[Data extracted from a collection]
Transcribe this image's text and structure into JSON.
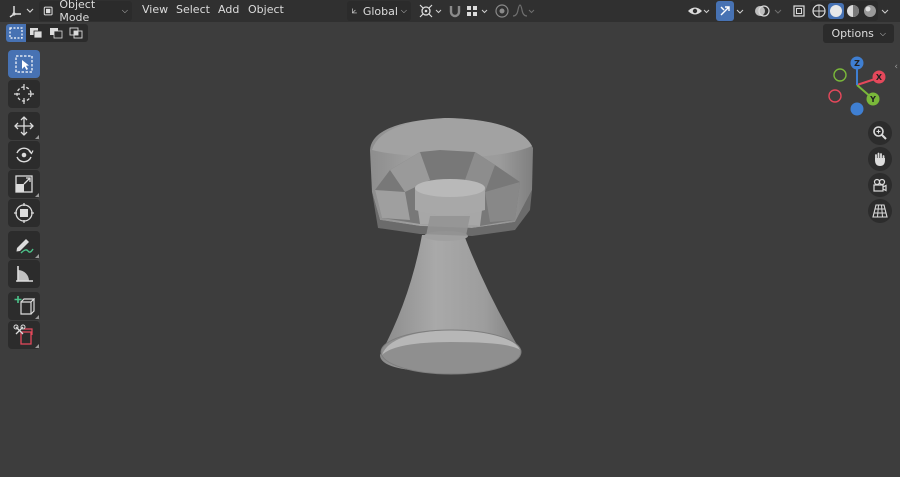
{
  "header": {
    "editor_type_icon": "3d-viewport-icon",
    "mode_label": "Object Mode",
    "menus": [
      "View",
      "Select",
      "Add",
      "Object"
    ],
    "transform_orientation": "Global"
  },
  "row2": {
    "options_label": "Options"
  },
  "toolbar": {
    "tools": [
      "select-box",
      "cursor",
      "move",
      "rotate",
      "scale",
      "transform",
      "annotate",
      "measure",
      "add-cube",
      "add-object"
    ]
  },
  "gizmo": {
    "x_label": "X",
    "y_label": "Y",
    "z_label": "Z",
    "colors": {
      "x": "#e5485b",
      "y": "#7ab83a",
      "z": "#3f7fd2"
    }
  },
  "colors": {
    "accent": "#4772b3",
    "background": "#3d3d3d",
    "header": "#303030"
  }
}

Task description: Output the full set of records above without changing a word, and drop the images.

The output:
Transcribe this image's text and structure into JSON.
{
  "header": {
    "editor_type_icon": "3d-viewport-icon",
    "mode_label": "Object Mode",
    "menus": [
      "View",
      "Select",
      "Add",
      "Object"
    ],
    "transform_orientation": "Global"
  },
  "row2": {
    "options_label": "Options"
  },
  "toolbar": {
    "tools": [
      "select-box",
      "cursor",
      "move",
      "rotate",
      "scale",
      "transform",
      "annotate",
      "measure",
      "add-cube",
      "add-object"
    ]
  },
  "gizmo": {
    "x_label": "X",
    "y_label": "Y",
    "z_label": "Z",
    "colors": {
      "x": "#e5485b",
      "y": "#7ab83a",
      "z": "#3f7fd2"
    }
  },
  "colors": {
    "accent": "#4772b3",
    "background": "#3d3d3d",
    "header": "#303030"
  }
}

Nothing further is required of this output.